REQUIRED TASK: Scan the lines below for the string "other" and copy every one that has it.

DATA IN THIS EXERCISE:

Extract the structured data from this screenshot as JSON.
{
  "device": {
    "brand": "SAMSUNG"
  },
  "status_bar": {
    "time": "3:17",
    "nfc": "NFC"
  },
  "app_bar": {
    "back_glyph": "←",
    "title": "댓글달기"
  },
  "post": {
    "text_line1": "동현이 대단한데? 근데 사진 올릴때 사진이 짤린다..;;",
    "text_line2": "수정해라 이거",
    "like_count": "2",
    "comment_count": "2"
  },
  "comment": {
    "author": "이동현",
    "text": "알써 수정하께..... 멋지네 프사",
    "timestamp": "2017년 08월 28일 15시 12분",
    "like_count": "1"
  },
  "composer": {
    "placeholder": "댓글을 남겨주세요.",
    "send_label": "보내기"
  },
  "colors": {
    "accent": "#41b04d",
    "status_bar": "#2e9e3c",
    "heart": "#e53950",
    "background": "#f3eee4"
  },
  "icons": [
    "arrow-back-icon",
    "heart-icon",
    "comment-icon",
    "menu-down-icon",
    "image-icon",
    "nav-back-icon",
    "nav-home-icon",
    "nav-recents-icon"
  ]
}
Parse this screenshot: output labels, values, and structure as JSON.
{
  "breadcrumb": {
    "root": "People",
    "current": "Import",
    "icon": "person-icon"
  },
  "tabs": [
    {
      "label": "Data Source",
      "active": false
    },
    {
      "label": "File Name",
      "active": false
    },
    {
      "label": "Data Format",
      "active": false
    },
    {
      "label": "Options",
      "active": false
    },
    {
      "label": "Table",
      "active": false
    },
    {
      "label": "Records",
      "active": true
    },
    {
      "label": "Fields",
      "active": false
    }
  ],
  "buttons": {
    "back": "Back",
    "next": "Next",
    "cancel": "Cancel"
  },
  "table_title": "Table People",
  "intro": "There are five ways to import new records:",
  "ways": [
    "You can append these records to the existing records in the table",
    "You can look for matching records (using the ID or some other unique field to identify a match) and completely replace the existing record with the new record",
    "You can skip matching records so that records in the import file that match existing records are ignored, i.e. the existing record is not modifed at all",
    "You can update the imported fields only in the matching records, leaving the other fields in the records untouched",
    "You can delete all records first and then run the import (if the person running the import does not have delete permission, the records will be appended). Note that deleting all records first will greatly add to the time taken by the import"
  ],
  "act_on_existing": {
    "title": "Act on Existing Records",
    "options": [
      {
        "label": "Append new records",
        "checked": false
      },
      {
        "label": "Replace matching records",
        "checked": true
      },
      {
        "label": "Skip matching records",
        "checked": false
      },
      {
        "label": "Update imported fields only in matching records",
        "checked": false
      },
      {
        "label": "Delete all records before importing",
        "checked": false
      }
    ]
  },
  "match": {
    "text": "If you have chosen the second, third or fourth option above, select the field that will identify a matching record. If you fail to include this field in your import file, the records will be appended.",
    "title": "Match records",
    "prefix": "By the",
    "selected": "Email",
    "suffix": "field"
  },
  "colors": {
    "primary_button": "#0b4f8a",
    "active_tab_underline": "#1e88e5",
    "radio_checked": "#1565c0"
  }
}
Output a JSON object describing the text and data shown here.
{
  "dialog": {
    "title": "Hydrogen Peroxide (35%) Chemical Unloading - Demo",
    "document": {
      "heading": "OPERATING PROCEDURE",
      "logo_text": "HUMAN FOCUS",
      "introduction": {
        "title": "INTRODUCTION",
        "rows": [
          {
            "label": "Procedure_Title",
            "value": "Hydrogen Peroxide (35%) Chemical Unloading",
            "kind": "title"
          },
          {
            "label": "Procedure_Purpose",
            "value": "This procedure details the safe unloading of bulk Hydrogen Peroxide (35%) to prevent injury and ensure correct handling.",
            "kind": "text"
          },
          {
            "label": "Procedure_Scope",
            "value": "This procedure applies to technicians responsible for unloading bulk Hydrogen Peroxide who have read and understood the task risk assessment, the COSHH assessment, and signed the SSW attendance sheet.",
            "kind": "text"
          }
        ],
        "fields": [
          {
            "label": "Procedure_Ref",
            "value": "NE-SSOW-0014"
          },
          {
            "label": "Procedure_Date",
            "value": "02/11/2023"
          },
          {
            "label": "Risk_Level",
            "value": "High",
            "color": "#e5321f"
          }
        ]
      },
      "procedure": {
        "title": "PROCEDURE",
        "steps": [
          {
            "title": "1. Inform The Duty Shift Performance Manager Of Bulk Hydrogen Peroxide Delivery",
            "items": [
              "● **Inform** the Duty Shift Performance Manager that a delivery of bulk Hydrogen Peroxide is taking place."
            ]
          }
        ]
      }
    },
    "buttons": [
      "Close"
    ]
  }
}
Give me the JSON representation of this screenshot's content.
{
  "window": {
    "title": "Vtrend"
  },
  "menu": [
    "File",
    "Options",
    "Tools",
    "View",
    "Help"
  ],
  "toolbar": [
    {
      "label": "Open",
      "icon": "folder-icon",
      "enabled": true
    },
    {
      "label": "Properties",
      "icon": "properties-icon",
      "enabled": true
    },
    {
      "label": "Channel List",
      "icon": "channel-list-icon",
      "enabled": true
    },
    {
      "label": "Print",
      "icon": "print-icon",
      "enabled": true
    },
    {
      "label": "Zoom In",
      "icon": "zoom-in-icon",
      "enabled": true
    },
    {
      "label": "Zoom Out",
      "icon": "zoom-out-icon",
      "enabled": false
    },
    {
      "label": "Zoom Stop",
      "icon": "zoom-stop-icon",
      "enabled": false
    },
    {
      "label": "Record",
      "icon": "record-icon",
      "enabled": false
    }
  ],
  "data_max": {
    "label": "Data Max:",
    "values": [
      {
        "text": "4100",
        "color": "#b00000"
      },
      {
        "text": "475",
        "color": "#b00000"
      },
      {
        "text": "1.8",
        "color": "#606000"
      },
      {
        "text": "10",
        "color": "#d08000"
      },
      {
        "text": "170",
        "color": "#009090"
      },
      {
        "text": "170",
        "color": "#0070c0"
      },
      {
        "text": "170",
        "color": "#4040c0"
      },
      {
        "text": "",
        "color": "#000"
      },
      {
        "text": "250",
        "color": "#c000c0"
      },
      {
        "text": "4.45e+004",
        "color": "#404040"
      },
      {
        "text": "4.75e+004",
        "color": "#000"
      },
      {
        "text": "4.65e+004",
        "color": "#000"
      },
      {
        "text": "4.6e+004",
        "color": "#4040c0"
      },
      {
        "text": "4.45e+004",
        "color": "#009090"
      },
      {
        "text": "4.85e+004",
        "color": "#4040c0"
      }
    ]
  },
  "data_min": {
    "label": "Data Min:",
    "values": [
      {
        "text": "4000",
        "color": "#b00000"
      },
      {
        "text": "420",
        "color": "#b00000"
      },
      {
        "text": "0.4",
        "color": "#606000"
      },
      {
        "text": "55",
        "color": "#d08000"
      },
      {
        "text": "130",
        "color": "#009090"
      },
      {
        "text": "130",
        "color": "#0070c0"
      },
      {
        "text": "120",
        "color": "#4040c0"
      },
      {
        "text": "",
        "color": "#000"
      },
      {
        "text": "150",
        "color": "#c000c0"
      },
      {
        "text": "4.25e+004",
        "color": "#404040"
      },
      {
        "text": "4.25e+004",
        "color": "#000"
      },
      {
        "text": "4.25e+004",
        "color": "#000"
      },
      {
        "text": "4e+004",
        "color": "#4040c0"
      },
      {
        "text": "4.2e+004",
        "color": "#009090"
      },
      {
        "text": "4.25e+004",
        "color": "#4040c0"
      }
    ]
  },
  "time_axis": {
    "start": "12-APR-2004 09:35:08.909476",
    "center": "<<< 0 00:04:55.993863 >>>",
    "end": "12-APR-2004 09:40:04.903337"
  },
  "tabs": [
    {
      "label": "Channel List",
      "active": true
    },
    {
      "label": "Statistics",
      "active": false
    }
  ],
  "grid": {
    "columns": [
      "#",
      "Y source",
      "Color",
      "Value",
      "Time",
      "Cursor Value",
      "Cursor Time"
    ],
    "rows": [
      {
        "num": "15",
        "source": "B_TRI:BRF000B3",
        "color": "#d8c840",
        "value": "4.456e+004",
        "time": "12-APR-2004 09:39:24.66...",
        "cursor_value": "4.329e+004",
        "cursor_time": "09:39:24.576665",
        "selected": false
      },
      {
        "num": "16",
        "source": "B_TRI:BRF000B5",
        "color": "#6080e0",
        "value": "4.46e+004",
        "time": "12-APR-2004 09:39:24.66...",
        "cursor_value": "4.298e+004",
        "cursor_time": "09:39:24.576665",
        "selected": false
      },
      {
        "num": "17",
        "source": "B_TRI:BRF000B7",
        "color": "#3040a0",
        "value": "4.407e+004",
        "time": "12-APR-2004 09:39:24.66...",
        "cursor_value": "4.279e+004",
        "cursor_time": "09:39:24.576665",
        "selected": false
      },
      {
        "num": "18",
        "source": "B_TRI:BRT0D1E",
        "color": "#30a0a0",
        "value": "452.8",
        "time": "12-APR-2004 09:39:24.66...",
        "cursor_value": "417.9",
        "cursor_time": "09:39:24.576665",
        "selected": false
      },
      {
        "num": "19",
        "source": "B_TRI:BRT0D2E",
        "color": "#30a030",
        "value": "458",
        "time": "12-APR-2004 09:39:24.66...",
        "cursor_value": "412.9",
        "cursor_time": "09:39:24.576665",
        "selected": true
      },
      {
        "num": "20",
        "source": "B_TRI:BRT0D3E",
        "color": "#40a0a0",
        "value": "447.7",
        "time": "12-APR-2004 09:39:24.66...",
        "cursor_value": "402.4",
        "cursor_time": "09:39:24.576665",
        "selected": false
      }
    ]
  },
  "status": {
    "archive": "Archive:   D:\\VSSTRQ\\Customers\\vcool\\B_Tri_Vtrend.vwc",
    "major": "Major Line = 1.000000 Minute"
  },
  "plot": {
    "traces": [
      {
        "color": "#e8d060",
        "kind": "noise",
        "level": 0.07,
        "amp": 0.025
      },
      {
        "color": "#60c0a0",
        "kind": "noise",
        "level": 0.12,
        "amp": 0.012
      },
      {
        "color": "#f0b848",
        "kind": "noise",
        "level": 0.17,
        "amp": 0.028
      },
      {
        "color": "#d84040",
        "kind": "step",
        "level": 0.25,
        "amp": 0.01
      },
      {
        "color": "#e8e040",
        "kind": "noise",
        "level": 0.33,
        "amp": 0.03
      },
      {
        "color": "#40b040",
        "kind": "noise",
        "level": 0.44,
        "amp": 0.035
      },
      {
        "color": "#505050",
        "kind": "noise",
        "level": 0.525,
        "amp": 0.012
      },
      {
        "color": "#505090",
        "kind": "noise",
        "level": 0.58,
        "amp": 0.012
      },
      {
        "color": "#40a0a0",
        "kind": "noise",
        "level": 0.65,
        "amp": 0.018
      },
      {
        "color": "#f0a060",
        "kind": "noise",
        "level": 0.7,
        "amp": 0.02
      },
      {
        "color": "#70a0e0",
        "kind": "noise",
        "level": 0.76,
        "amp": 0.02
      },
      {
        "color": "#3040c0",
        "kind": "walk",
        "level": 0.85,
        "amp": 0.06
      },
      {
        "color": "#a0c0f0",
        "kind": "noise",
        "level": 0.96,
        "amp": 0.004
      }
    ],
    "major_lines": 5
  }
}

RESULT OF THE EXERCISE:
    "You can look for matching records (using the ID or some other unique field to identify a match) and completely replace the existing record with the new record",
    "You can update the imported fields only in the matching records, leaving the other fields in the records untouched",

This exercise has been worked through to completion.